Job:
Extract the text of every entry below exactly; leave images out.

[Figure collection entries]
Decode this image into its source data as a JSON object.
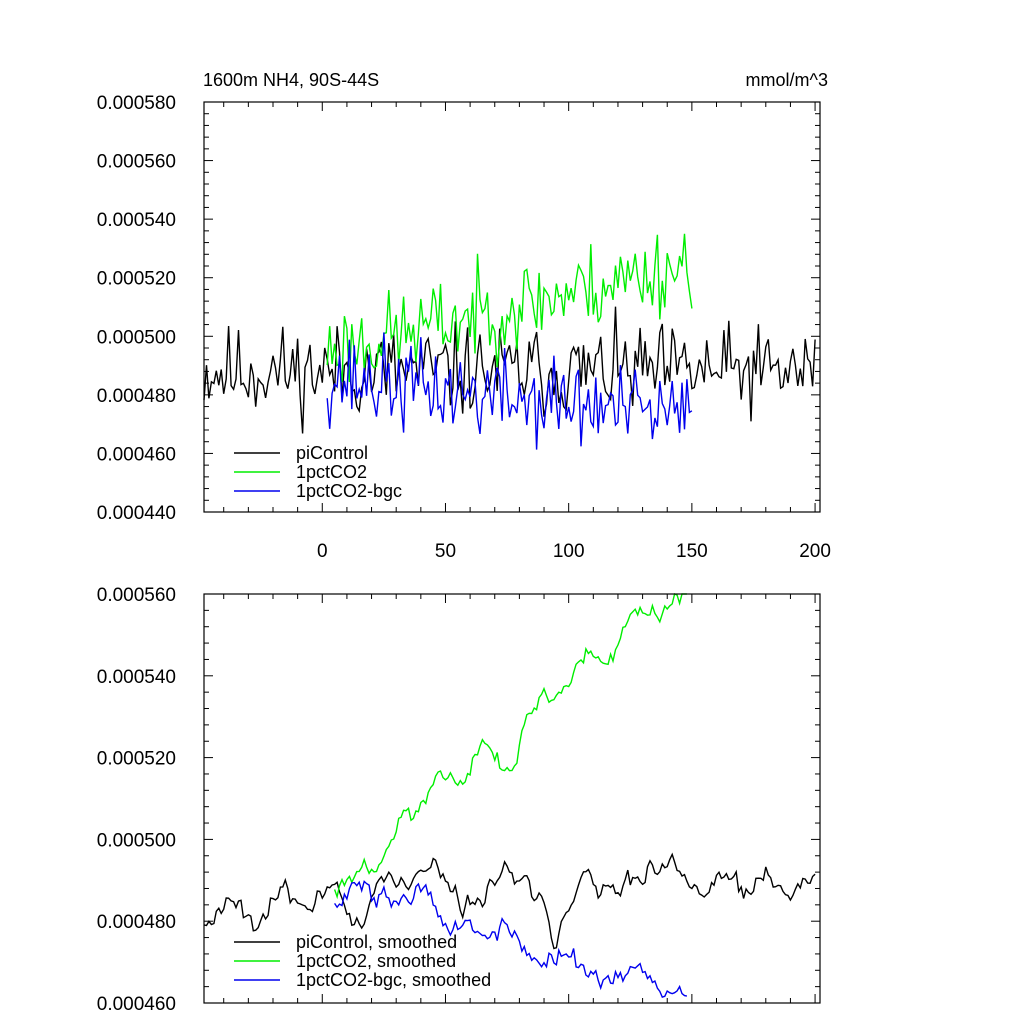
{
  "chart_data": [
    {
      "type": "line",
      "title_left": "1600m NH4, 90S-44S",
      "title_right": "mmol/m^3",
      "xlim": [
        -48,
        202
      ],
      "ylim": [
        0.00044,
        0.00058
      ],
      "x_ticks": [
        0,
        50,
        100,
        150,
        200
      ],
      "x_tick_labels": [
        "0",
        "50",
        "100",
        "150",
        "200"
      ],
      "y_ticks": [
        0.00044,
        0.00046,
        0.00048,
        0.0005,
        0.00052,
        0.00054,
        0.00056,
        0.00058
      ],
      "y_tick_labels": [
        "0.000440",
        "0.000460",
        "0.000480",
        "0.000500",
        "0.000520",
        "0.000540",
        "0.000560",
        "0.000580"
      ],
      "legend_position": "bottom-left",
      "series": [
        {
          "name": "piControl",
          "color": "#000000",
          "x_start": -48,
          "x_end": 200,
          "base": 0.000488,
          "amp": 1.45e-05,
          "trend": 0.0,
          "seed": 11,
          "smooth": 0
        },
        {
          "name": "1pctCO2",
          "color": "#00ee00",
          "x_start": 2,
          "x_end": 150,
          "base": 0.000495,
          "amp": 1.4e-05,
          "trend": 3e-05,
          "seed": 23,
          "smooth": 0
        },
        {
          "name": "1pctCO2-bgc",
          "color": "#0000ee",
          "x_start": 2,
          "x_end": 150,
          "base": 0.000486,
          "amp": 1.45e-05,
          "trend": -1.4e-05,
          "seed": 37,
          "smooth": 0
        }
      ]
    },
    {
      "type": "line",
      "xlim": [
        -48,
        202
      ],
      "ylim": [
        0.00046,
        0.00056
      ],
      "x_ticks": [
        0,
        50,
        100,
        150,
        200
      ],
      "y_ticks": [
        0.00046,
        0.00048,
        0.0005,
        0.00052,
        0.00054,
        0.00056
      ],
      "y_tick_labels": [
        "0.000460",
        "0.000480",
        "0.000500",
        "0.000520",
        "0.000540",
        "0.000560"
      ],
      "legend_position": "bottom-left",
      "series": [
        {
          "name": "piControl, smoothed",
          "color": "#000000",
          "x_start": -48,
          "x_end": 200,
          "base": 0.000486,
          "amp": 1.3e-05,
          "trend": 0.0,
          "seed": 11,
          "smooth": 5
        },
        {
          "name": "1pctCO2, smoothed",
          "color": "#00ee00",
          "x_start": 5,
          "x_end": 148,
          "base": 0.000489,
          "amp": 1.05e-05,
          "trend": 4e-05,
          "seed": 23,
          "smooth": 5
        },
        {
          "name": "1pctCO2-bgc, smoothed",
          "color": "#0000ee",
          "x_start": 5,
          "x_end": 148,
          "base": 0.000492,
          "amp": 1.2e-05,
          "trend": -1.8e-05,
          "seed": 37,
          "smooth": 5
        }
      ]
    }
  ]
}
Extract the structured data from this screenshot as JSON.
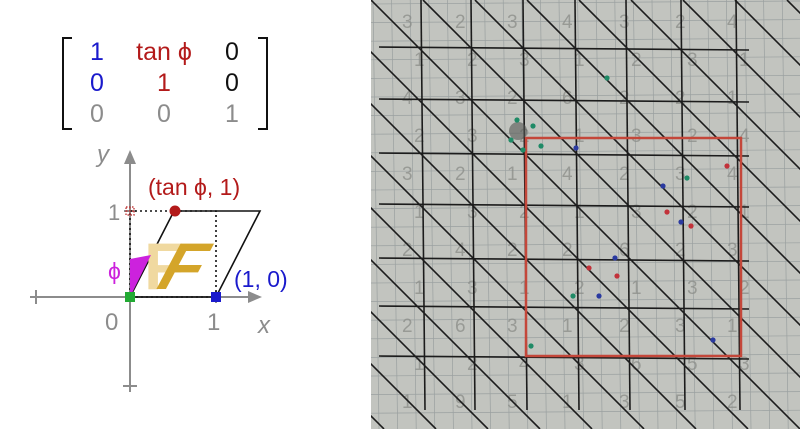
{
  "matrix": {
    "rows": [
      [
        {
          "t": "1",
          "c": "blue"
        },
        {
          "t": "tan ϕ",
          "c": "red"
        },
        {
          "t": "0",
          "c": "black"
        }
      ],
      [
        {
          "t": "0",
          "c": "blue"
        },
        {
          "t": "1",
          "c": "red"
        },
        {
          "t": "0",
          "c": "black"
        }
      ],
      [
        {
          "t": "0",
          "c": "gray"
        },
        {
          "t": "0",
          "c": "gray"
        },
        {
          "t": "1",
          "c": "gray"
        }
      ]
    ]
  },
  "axes": {
    "x_label": "x",
    "y_label": "y",
    "origin_label": "0",
    "x_tick_label": "1",
    "y_tick_label": "1"
  },
  "annotations": {
    "tan_point": "(tan ϕ, 1)",
    "unit_x_point": "(1, 0)",
    "angle_label": "ϕ"
  },
  "glyph": {
    "letter": "F",
    "sheared_letter": "F"
  },
  "colors": {
    "blue": "#1a1acc",
    "red": "#b31a1a",
    "black": "#111111",
    "gray": "#8c8c8c",
    "magenta": "#cc22dd",
    "gold": "#d4a52a",
    "gold_light": "#f0d9a0",
    "green": "#22aa33",
    "paper": "#c2c4bf",
    "grid": "#9aa0a0",
    "ink": "#1c1c1c",
    "faded_ink": "#8a8c88",
    "square": "#c4473a",
    "dot_green": "#1f8a66",
    "dot_blue": "#2a3aa0",
    "dot_red": "#c2323a"
  },
  "photo": {
    "digit_rows": [
      [
        "3",
        "2",
        "3",
        "4",
        "3",
        "2",
        "4"
      ],
      [
        "1",
        "2",
        "3",
        "1",
        "2",
        "3",
        "1"
      ],
      [
        "4",
        "3",
        "2",
        "6",
        "2",
        "2",
        "1"
      ],
      [
        "2",
        "3",
        "2",
        "1",
        "3",
        "2",
        "4"
      ],
      [
        "3",
        "2",
        "1",
        "4",
        "2",
        "3",
        "4"
      ],
      [
        "1",
        "3",
        "2",
        "1",
        "3",
        "2",
        "1"
      ],
      [
        "2",
        "4",
        "2",
        "2",
        "6",
        "2",
        "3"
      ],
      [
        "1",
        "3",
        "1",
        "2",
        "1",
        "3",
        "2"
      ],
      [
        "2",
        "6",
        "3",
        "1",
        "2",
        "3",
        "1"
      ],
      [
        "1",
        "2",
        "4",
        "3",
        "6",
        "5",
        "3"
      ],
      [
        "1",
        "9",
        "5",
        "1",
        "3",
        "5",
        "2"
      ]
    ]
  }
}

Answer to the problem:
Decode this image into its source data as a JSON object.
{
  "chart_data": [
    {
      "type": "line",
      "title_left": "1600m NH4, 90S-44S",
      "title_right": "mmol/m^3",
      "xlim": [
        -48,
        202
      ],
      "ylim": [
        0.00044,
        0.00058
      ],
      "x_ticks": [
        0,
        50,
        100,
        150,
        200
      ],
      "x_tick_labels": [
        "0",
        "50",
        "100",
        "150",
        "200"
      ],
      "y_ticks": [
        0.00044,
        0.00046,
        0.00048,
        0.0005,
        0.00052,
        0.00054,
        0.00056,
        0.00058
      ],
      "y_tick_labels": [
        "0.000440",
        "0.000460",
        "0.000480",
        "0.000500",
        "0.000520",
        "0.000540",
        "0.000560",
        "0.000580"
      ],
      "legend_position": "bottom-left",
      "series": [
        {
          "name": "piControl",
          "color": "#000000",
          "x_start": -48,
          "x_end": 200,
          "base": 0.000488,
          "amp": 1.45e-05,
          "trend": 0.0,
          "seed": 11,
          "smooth": 0
        },
        {
          "name": "1pctCO2",
          "color": "#00ee00",
          "x_start": 2,
          "x_end": 150,
          "base": 0.000495,
          "amp": 1.4e-05,
          "trend": 3e-05,
          "seed": 23,
          "smooth": 0
        },
        {
          "name": "1pctCO2-bgc",
          "color": "#0000ee",
          "x_start": 2,
          "x_end": 150,
          "base": 0.000486,
          "amp": 1.45e-05,
          "trend": -1.4e-05,
          "seed": 37,
          "smooth": 0
        }
      ]
    },
    {
      "type": "line",
      "xlim": [
        -48,
        202
      ],
      "ylim": [
        0.00046,
        0.00056
      ],
      "x_ticks": [
        0,
        50,
        100,
        150,
        200
      ],
      "y_ticks": [
        0.00046,
        0.00048,
        0.0005,
        0.00052,
        0.00054,
        0.00056
      ],
      "y_tick_labels": [
        "0.000460",
        "0.000480",
        "0.000500",
        "0.000520",
        "0.000540",
        "0.000560"
      ],
      "legend_position": "bottom-left",
      "series": [
        {
          "name": "piControl, smoothed",
          "color": "#000000",
          "x_start": -48,
          "x_end": 200,
          "base": 0.000486,
          "amp": 1.3e-05,
          "trend": 0.0,
          "seed": 11,
          "smooth": 5
        },
        {
          "name": "1pctCO2, smoothed",
          "color": "#00ee00",
          "x_start": 5,
          "x_end": 148,
          "base": 0.000489,
          "amp": 1.05e-05,
          "trend": 4e-05,
          "seed": 23,
          "smooth": 5
        },
        {
          "name": "1pctCO2-bgc, smoothed",
          "color": "#0000ee",
          "x_start": 5,
          "x_end": 148,
          "base": 0.000492,
          "amp": 1.2e-05,
          "trend": -1.8e-05,
          "seed": 37,
          "smooth": 5
        }
      ]
    }
  ]
}
Extract the structured data from this screenshot as JSON.
{
  "matrix": {
    "rows": [
      [
        {
          "t": "1",
          "c": "blue"
        },
        {
          "t": "tan ϕ",
          "c": "red"
        },
        {
          "t": "0",
          "c": "black"
        }
      ],
      [
        {
          "t": "0",
          "c": "blue"
        },
        {
          "t": "1",
          "c": "red"
        },
        {
          "t": "0",
          "c": "black"
        }
      ],
      [
        {
          "t": "0",
          "c": "gray"
        },
        {
          "t": "0",
          "c": "gray"
        },
        {
          "t": "1",
          "c": "gray"
        }
      ]
    ]
  },
  "axes": {
    "x_label": "x",
    "y_label": "y",
    "origin_label": "0",
    "x_tick_label": "1",
    "y_tick_label": "1"
  },
  "annotations": {
    "tan_point": "(tan ϕ, 1)",
    "unit_x_point": "(1, 0)",
    "angle_label": "ϕ"
  },
  "glyph": {
    "letter": "F",
    "sheared_letter": "F"
  },
  "colors": {
    "blue": "#1a1acc",
    "red": "#b31a1a",
    "black": "#111111",
    "gray": "#8c8c8c",
    "magenta": "#cc22dd",
    "gold": "#d4a52a",
    "gold_light": "#f0d9a0",
    "green": "#22aa33",
    "paper": "#c2c4bf",
    "grid": "#9aa0a0",
    "ink": "#1c1c1c",
    "faded_ink": "#8a8c88",
    "square": "#c4473a",
    "dot_green": "#1f8a66",
    "dot_blue": "#2a3aa0",
    "dot_red": "#c2323a"
  },
  "photo": {
    "digit_rows": [
      [
        "3",
        "2",
        "3",
        "4",
        "3",
        "2",
        "4"
      ],
      [
        "1",
        "2",
        "3",
        "1",
        "2",
        "3",
        "1"
      ],
      [
        "4",
        "3",
        "2",
        "6",
        "2",
        "2",
        "1"
      ],
      [
        "2",
        "3",
        "2",
        "1",
        "3",
        "2",
        "4"
      ],
      [
        "3",
        "2",
        "1",
        "4",
        "2",
        "3",
        "4"
      ],
      [
        "1",
        "3",
        "2",
        "1",
        "3",
        "2",
        "1"
      ],
      [
        "2",
        "4",
        "2",
        "2",
        "6",
        "2",
        "3"
      ],
      [
        "1",
        "3",
        "1",
        "2",
        "1",
        "3",
        "2"
      ],
      [
        "2",
        "6",
        "3",
        "1",
        "2",
        "3",
        "1"
      ],
      [
        "1",
        "2",
        "4",
        "3",
        "6",
        "5",
        "3"
      ],
      [
        "1",
        "9",
        "5",
        "1",
        "3",
        "5",
        "2"
      ]
    ]
  }
}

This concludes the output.